Task instructions: Rewrite the data that follows with "perspective view" swapped for "oblique view" and everything else unchanged. Leave out the pictures.

Data listing:
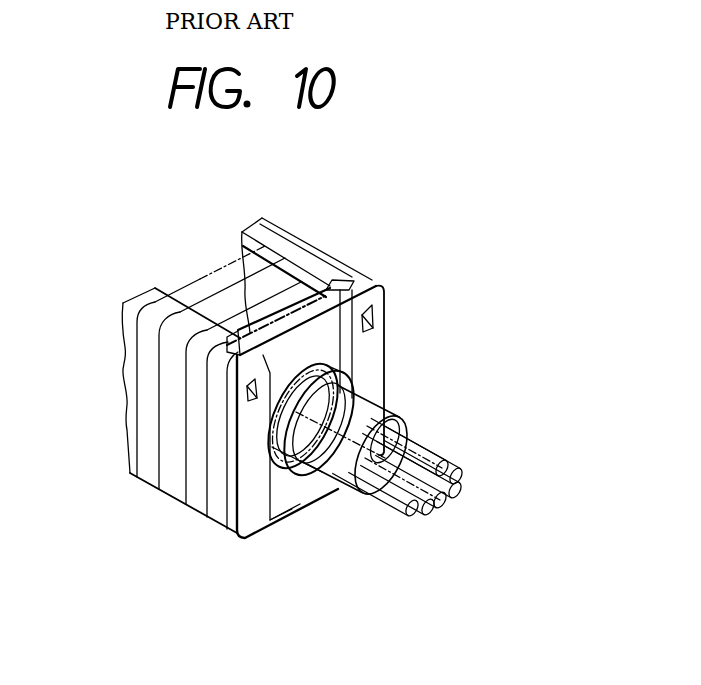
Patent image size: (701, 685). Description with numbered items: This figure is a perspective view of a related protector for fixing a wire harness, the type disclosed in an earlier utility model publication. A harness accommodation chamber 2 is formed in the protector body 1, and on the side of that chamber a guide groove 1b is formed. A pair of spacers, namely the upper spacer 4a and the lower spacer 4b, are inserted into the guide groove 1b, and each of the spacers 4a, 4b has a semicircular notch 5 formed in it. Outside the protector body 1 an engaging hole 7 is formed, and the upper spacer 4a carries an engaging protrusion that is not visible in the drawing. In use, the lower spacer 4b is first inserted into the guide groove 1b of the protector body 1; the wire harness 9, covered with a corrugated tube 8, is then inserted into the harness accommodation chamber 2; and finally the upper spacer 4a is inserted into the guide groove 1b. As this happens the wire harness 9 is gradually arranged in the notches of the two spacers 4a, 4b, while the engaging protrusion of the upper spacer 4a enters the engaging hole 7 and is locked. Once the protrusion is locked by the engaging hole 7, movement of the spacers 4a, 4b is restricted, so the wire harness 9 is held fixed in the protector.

The protector body 1 is at (252, 516).
The guide groove 1b is at (336, 284).
The harness accommodation chamber 2 is at (213, 272).
The upper spacer 4a is at (328, 350).
The lower spacer 4b is at (289, 470).
The semicircular notch 5 is at (300, 400).
The engaging hole 7 is at (375, 313).
The corrugated tube 8 is at (318, 484).
The wire harness 9 is at (452, 470).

Exercise response:
Patent image size: (701, 685). Description with numbered items: This figure is a oblique view of a related protector for fixing a wire harness, the type disclosed in an earlier utility model publication. A harness accommodation chamber 2 is formed in the protector body 1, and on the side of that chamber a guide groove 1b is formed. A pair of spacers, namely the upper spacer 4a and the lower spacer 4b, are inserted into the guide groove 1b, and each of the spacers 4a, 4b has a semicircular notch 5 formed in it. Outside the protector body 1 an engaging hole 7 is formed, and the upper spacer 4a carries an engaging protrusion that is not visible in the drawing. In use, the lower spacer 4b is first inserted into the guide groove 1b of the protector body 1; the wire harness 9, covered with a corrugated tube 8, is then inserted into the harness accommodation chamber 2; and finally the upper spacer 4a is inserted into the guide groove 1b. As this happens the wire harness 9 is gradually arranged in the notches of the two spacers 4a, 4b, while the engaging protrusion of the upper spacer 4a enters the engaging hole 7 and is locked. Once the protrusion is locked by the engaging hole 7, movement of the spacers 4a, 4b is restricted, so the wire harness 9 is held fixed in the protector.

The protector body 1 is at (252, 516).
The guide groove 1b is at (336, 284).
The harness accommodation chamber 2 is at (213, 272).
The upper spacer 4a is at (328, 350).
The lower spacer 4b is at (289, 470).
The semicircular notch 5 is at (300, 400).
The engaging hole 7 is at (375, 313).
The corrugated tube 8 is at (318, 484).
The wire harness 9 is at (452, 470).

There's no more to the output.